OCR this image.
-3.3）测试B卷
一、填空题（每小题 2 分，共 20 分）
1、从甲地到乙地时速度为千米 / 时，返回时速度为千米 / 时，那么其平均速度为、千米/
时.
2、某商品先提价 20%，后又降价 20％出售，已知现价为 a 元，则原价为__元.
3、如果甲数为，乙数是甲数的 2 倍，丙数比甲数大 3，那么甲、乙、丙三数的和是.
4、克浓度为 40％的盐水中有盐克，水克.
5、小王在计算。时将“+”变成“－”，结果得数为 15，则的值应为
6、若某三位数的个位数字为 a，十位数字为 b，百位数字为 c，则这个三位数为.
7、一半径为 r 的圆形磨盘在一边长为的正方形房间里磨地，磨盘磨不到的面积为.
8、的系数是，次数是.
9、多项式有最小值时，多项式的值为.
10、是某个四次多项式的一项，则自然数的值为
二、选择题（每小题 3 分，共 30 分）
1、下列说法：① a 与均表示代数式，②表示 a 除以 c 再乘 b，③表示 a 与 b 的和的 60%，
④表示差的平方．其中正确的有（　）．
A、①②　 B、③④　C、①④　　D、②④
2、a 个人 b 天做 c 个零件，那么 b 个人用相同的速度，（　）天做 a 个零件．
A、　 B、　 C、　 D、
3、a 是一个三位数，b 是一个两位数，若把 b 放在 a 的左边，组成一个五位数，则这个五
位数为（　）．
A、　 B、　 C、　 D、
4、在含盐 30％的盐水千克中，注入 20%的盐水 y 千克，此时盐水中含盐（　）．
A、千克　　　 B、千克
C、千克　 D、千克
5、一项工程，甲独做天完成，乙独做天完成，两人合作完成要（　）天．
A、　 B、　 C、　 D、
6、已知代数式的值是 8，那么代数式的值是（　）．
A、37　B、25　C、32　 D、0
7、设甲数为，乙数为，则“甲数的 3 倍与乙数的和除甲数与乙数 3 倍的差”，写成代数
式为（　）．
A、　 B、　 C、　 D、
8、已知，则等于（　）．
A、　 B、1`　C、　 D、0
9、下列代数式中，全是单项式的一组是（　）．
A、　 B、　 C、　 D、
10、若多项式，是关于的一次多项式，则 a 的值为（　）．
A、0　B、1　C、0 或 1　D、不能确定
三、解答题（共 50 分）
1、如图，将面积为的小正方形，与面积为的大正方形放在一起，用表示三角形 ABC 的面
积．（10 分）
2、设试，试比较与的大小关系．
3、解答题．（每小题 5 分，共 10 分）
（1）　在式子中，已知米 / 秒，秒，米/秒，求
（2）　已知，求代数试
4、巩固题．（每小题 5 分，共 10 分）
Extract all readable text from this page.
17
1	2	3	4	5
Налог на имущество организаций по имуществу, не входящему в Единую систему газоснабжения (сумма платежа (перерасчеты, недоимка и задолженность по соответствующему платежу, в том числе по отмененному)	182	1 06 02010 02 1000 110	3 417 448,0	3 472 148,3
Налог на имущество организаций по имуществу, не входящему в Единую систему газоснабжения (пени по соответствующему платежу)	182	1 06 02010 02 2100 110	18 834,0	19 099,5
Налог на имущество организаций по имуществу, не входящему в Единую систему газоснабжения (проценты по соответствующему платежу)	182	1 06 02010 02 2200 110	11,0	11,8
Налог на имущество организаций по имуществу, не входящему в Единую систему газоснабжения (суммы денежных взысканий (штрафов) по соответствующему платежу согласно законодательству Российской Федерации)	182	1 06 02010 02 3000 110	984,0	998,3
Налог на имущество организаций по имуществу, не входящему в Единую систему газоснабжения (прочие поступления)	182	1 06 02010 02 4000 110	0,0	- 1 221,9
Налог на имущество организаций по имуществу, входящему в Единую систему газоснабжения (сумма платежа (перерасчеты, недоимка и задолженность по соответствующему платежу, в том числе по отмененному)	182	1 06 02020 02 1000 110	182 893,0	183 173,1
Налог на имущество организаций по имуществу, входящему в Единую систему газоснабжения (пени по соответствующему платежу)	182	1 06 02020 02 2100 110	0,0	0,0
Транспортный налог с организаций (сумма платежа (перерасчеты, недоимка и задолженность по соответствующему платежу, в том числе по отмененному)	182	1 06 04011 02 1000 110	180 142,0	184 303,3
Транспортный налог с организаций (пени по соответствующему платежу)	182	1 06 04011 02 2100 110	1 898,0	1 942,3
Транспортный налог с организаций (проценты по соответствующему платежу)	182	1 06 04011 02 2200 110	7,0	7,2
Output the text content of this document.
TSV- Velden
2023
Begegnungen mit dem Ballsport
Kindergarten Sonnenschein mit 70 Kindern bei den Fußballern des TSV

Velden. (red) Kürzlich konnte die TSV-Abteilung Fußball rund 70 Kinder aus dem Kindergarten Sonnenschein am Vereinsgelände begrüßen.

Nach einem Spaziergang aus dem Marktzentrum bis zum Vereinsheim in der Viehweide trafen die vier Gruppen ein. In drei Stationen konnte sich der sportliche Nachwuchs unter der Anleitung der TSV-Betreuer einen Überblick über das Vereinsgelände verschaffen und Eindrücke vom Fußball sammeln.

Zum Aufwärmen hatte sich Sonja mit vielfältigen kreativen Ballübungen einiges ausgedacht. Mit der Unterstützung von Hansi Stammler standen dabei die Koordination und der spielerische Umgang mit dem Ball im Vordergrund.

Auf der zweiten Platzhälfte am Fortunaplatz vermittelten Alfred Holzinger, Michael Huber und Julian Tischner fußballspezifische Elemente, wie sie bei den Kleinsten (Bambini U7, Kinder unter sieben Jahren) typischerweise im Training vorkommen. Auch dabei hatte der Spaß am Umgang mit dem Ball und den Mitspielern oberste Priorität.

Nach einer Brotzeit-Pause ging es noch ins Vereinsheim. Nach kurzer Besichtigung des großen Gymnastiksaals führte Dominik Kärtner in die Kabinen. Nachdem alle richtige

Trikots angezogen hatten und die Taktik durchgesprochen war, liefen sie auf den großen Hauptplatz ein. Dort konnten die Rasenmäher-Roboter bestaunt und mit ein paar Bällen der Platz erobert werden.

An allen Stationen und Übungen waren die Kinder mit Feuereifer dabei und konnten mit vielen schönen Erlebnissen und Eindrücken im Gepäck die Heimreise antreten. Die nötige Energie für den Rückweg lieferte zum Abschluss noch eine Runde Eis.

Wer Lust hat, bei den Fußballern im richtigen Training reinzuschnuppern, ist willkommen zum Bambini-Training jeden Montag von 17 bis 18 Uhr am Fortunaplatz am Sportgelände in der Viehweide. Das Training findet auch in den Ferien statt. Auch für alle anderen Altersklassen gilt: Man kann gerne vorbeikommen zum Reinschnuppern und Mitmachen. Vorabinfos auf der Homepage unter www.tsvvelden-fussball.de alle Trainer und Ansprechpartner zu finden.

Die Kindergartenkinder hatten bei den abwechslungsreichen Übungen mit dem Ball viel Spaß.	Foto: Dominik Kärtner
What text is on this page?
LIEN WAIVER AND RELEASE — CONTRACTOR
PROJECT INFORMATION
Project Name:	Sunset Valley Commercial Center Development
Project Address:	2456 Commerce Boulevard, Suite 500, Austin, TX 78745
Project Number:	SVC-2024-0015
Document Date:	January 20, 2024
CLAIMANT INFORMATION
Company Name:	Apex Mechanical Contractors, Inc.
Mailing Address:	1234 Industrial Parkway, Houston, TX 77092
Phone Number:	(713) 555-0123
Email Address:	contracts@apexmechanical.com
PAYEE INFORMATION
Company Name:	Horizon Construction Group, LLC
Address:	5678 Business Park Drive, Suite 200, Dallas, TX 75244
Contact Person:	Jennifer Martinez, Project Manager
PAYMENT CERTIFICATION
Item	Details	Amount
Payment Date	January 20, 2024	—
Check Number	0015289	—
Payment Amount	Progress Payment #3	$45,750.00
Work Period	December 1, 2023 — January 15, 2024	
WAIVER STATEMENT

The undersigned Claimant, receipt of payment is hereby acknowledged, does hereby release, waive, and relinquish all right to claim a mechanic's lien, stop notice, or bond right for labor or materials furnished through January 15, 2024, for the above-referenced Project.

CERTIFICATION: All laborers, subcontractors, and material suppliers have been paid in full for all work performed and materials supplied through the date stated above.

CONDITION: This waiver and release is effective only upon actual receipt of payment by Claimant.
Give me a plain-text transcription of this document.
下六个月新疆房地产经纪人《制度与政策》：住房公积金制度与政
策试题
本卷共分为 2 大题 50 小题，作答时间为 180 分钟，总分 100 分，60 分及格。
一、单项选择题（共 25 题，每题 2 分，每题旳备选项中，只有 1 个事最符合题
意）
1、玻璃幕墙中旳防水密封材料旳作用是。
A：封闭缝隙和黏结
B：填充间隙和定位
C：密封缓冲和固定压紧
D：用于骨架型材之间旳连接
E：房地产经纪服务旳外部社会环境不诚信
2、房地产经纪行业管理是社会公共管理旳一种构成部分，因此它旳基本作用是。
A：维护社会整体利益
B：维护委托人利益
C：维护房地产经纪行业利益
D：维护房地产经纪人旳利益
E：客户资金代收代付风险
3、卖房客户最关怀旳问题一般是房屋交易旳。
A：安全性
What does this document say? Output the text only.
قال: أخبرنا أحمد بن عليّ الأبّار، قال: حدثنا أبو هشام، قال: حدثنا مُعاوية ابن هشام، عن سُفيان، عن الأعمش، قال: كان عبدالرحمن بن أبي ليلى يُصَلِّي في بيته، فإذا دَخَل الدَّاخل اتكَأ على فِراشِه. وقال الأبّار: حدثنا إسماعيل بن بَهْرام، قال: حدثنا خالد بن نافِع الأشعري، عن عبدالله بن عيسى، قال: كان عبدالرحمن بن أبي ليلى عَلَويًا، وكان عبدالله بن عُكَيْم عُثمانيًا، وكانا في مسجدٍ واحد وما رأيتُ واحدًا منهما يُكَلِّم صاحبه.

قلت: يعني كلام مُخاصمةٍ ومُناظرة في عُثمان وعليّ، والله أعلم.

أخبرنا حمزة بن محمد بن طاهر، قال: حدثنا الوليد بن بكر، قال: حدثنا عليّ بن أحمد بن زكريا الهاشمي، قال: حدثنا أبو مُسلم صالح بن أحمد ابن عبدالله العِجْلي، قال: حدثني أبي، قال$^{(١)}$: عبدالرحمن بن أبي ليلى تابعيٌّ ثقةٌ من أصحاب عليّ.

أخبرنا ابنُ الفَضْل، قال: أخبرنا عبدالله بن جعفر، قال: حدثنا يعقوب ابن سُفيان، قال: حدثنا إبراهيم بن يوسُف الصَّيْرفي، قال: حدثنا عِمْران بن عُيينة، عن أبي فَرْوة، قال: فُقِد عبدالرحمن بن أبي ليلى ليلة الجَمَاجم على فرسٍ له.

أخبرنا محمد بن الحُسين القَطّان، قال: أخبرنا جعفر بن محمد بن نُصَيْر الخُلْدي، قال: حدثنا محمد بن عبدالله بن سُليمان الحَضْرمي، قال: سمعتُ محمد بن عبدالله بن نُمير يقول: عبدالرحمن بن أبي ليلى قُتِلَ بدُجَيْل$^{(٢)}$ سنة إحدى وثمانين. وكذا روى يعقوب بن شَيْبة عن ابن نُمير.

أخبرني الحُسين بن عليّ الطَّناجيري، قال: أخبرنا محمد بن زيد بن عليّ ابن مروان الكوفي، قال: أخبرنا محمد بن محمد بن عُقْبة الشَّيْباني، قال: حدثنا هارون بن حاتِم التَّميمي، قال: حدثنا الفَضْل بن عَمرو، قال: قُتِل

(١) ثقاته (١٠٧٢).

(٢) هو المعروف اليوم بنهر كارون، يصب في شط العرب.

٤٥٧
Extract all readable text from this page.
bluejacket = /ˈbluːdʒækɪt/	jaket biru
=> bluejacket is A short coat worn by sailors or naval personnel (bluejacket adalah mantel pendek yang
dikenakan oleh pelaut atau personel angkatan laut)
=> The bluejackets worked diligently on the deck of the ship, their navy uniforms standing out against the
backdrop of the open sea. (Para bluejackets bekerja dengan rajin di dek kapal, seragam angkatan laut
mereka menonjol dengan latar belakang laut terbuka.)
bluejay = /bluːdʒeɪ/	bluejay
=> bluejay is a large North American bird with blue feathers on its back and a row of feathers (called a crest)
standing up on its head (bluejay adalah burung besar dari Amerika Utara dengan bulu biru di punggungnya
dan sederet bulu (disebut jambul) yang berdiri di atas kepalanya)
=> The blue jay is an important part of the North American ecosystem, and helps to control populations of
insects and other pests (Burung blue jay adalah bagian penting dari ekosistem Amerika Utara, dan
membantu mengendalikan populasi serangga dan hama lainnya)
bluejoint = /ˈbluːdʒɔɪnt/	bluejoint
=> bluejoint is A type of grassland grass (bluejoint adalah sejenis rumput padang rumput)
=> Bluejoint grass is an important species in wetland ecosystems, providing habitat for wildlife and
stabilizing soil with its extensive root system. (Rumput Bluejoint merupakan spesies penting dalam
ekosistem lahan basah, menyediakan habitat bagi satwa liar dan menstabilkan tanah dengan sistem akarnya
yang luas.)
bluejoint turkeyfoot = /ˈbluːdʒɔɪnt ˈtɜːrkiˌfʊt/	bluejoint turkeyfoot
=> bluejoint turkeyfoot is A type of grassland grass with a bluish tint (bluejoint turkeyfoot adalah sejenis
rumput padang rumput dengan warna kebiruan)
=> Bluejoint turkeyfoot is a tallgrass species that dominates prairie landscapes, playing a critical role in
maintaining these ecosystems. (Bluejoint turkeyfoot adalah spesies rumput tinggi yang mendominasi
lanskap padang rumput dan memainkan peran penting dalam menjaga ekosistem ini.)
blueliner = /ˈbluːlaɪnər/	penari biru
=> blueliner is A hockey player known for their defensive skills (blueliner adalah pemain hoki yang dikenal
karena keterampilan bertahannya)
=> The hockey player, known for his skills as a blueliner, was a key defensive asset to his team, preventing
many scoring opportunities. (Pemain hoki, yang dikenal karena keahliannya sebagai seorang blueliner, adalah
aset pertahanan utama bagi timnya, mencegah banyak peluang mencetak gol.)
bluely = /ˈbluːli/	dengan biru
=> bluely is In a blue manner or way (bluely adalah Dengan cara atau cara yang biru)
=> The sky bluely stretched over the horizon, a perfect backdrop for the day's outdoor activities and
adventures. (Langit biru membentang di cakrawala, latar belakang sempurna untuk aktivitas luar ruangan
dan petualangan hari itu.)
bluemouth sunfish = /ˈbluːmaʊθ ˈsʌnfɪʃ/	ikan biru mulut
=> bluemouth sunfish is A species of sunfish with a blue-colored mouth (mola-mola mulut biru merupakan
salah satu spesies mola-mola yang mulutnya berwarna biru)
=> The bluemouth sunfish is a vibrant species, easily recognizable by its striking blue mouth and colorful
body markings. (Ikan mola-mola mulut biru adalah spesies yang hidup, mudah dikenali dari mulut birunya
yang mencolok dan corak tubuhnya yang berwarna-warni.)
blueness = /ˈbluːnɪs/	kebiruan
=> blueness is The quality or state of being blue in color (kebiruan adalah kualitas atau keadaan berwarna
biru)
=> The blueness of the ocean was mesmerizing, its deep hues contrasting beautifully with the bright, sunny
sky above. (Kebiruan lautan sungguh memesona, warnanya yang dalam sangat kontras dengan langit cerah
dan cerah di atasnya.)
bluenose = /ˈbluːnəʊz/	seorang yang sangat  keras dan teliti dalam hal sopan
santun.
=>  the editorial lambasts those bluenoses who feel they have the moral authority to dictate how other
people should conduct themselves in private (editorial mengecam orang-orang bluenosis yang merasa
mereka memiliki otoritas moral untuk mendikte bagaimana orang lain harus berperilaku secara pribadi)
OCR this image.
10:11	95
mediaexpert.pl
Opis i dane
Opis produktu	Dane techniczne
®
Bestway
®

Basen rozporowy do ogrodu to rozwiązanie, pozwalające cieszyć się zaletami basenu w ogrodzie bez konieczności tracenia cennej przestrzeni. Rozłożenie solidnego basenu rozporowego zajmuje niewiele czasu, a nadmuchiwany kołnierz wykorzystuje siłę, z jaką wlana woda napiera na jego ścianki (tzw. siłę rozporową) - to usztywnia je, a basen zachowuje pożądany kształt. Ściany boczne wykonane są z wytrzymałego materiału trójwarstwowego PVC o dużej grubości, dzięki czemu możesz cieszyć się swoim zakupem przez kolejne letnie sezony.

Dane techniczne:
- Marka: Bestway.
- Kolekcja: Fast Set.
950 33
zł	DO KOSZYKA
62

════════

## Exercise description
For each line in the data above that contains the string "padang", extract the line.

## The completed task
=> bluejoint is A type of grassland grass (bluejoint adalah sejenis rumput padang rumput)
rumput padang rumput dengan warna kebiruan)
lanskap padang rumput dan memainkan peran penting dalam menjaga ekosistem ini.)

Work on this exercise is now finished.